▶ **What you are asked to do**
Every record should be written out exactly, with the pictures left out.

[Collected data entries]
= = = =

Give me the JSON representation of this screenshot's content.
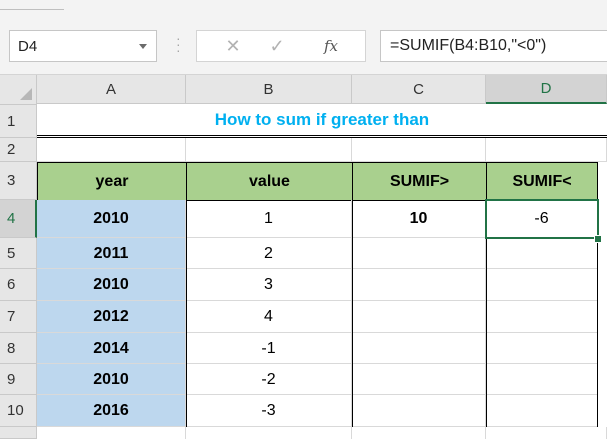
{
  "name_box": {
    "value": "D4"
  },
  "formula_bar": {
    "cancel_glyph": "✕",
    "enter_glyph": "✓",
    "fx_label": "fx",
    "formula": "=SUMIF(B4:B10,\"<0\")"
  },
  "columns": [
    "A",
    "B",
    "C",
    "D"
  ],
  "rows": [
    "1",
    "2",
    "3",
    "4",
    "5",
    "6",
    "7",
    "8",
    "9",
    "10"
  ],
  "active_cell": "D4",
  "title": "How to sum if greater than",
  "table": {
    "headers": [
      "year",
      "value",
      "SUMIF>",
      "SUMIF<"
    ],
    "years": [
      "2010",
      "2011",
      "2010",
      "2012",
      "2014",
      "2010",
      "2016"
    ],
    "values": [
      "1",
      "2",
      "3",
      "4",
      "-1",
      "-2",
      "-3"
    ],
    "sumif_gt": "10",
    "sumif_lt": "-6"
  },
  "colors": {
    "title": "#00b0f0",
    "header_fill": "#a9d08e",
    "year_fill": "#bdd7ee",
    "selection": "#217346"
  }
}
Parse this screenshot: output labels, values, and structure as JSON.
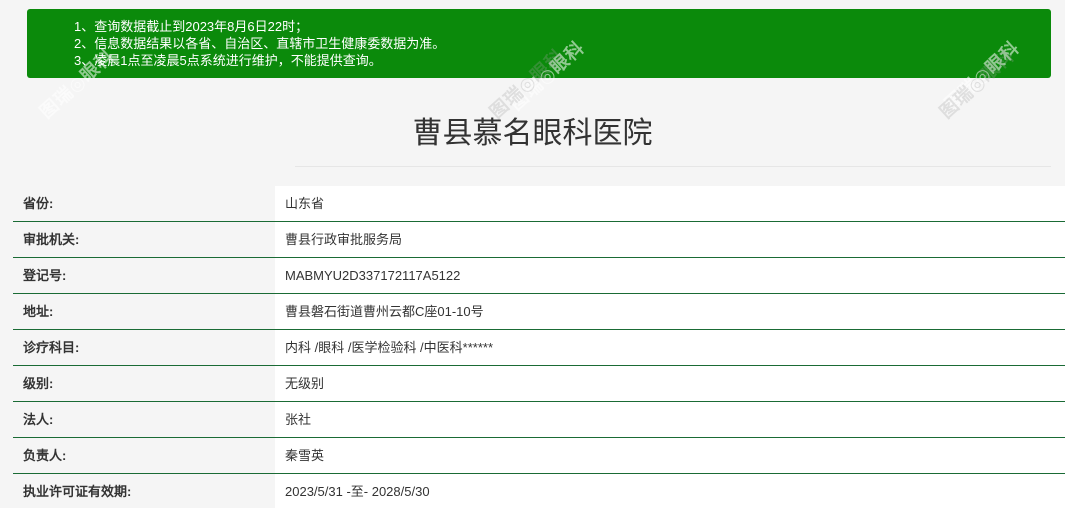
{
  "notice": {
    "lines": [
      "1、查询数据截止到2023年8月6日22时；",
      "2、信息数据结果以各省、自治区、直辖市卫生健康委数据为准。",
      "3、凌晨1点至凌晨5点系统进行维护，不能提供查询。"
    ],
    "background_color": "#0b8a0b"
  },
  "watermark": {
    "text": "图瑞◎眼科"
  },
  "hospital": {
    "name": "曹县慕名眼科医院"
  },
  "details": [
    {
      "label": "省份:",
      "value": "山东省"
    },
    {
      "label": "审批机关:",
      "value": "曹县行政审批服务局"
    },
    {
      "label": "登记号:",
      "value": "MABMYU2D337172117A5122"
    },
    {
      "label": "地址:",
      "value": "曹县磐石街道曹州云都C座01-10号"
    },
    {
      "label": "诊疗科目:",
      "value": "内科 /眼科 /医学检验科 /中医科******"
    },
    {
      "label": "级别:",
      "value": "无级别"
    },
    {
      "label": "法人:",
      "value": "张社"
    },
    {
      "label": "负责人:",
      "value": "秦雪英"
    },
    {
      "label": "执业许可证有效期:",
      "value": "2023/5/31 -至- 2028/5/30"
    }
  ],
  "colors": {
    "row_divider": "#1a6b35",
    "label_background": "#f5f5f5",
    "value_background": "#ffffff"
  }
}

= = = =

▶ **Solution to this task**
Give me the JSON representation of this screenshot's content.
{
  "name_box": {
    "value": "D4"
  },
  "formula_bar": {
    "cancel_glyph": "✕",
    "enter_glyph": "✓",
    "fx_label": "fx",
    "formula": "=SUMIF(B4:B10,\"<0\")"
  },
  "columns": [
    "A",
    "B",
    "C",
    "D"
  ],
  "rows": [
    "1",
    "2",
    "3",
    "4",
    "5",
    "6",
    "7",
    "8",
    "9",
    "10"
  ],
  "active_cell": "D4",
  "title": "How to sum if greater than",
  "table": {
    "headers": [
      "year",
      "value",
      "SUMIF>",
      "SUMIF<"
    ],
    "years": [
      "2010",
      "2011",
      "2010",
      "2012",
      "2014",
      "2010",
      "2016"
    ],
    "values": [
      "1",
      "2",
      "3",
      "4",
      "-1",
      "-2",
      "-3"
    ],
    "sumif_gt": "10",
    "sumif_lt": "-6"
  },
  "colors": {
    "title": "#00b0f0",
    "header_fill": "#a9d08e",
    "year_fill": "#bdd7ee",
    "selection": "#217346"
  }
}
Parse this screenshot: output labels, values, and structure as JSON.
{
  "notice": {
    "lines": [
      "1、查询数据截止到2023年8月6日22时；",
      "2、信息数据结果以各省、自治区、直辖市卫生健康委数据为准。",
      "3、凌晨1点至凌晨5点系统进行维护，不能提供查询。"
    ],
    "background_color": "#0b8a0b"
  },
  "watermark": {
    "text": "图瑞◎眼科"
  },
  "hospital": {
    "name": "曹县慕名眼科医院"
  },
  "details": [
    {
      "label": "省份:",
      "value": "山东省"
    },
    {
      "label": "审批机关:",
      "value": "曹县行政审批服务局"
    },
    {
      "label": "登记号:",
      "value": "MABMYU2D337172117A5122"
    },
    {
      "label": "地址:",
      "value": "曹县磐石街道曹州云都C座01-10号"
    },
    {
      "label": "诊疗科目:",
      "value": "内科 /眼科 /医学检验科 /中医科******"
    },
    {
      "label": "级别:",
      "value": "无级别"
    },
    {
      "label": "法人:",
      "value": "张社"
    },
    {
      "label": "负责人:",
      "value": "秦雪英"
    },
    {
      "label": "执业许可证有效期:",
      "value": "2023/5/31 -至- 2028/5/30"
    }
  ],
  "colors": {
    "row_divider": "#1a6b35",
    "label_background": "#f5f5f5",
    "value_background": "#ffffff"
  }
}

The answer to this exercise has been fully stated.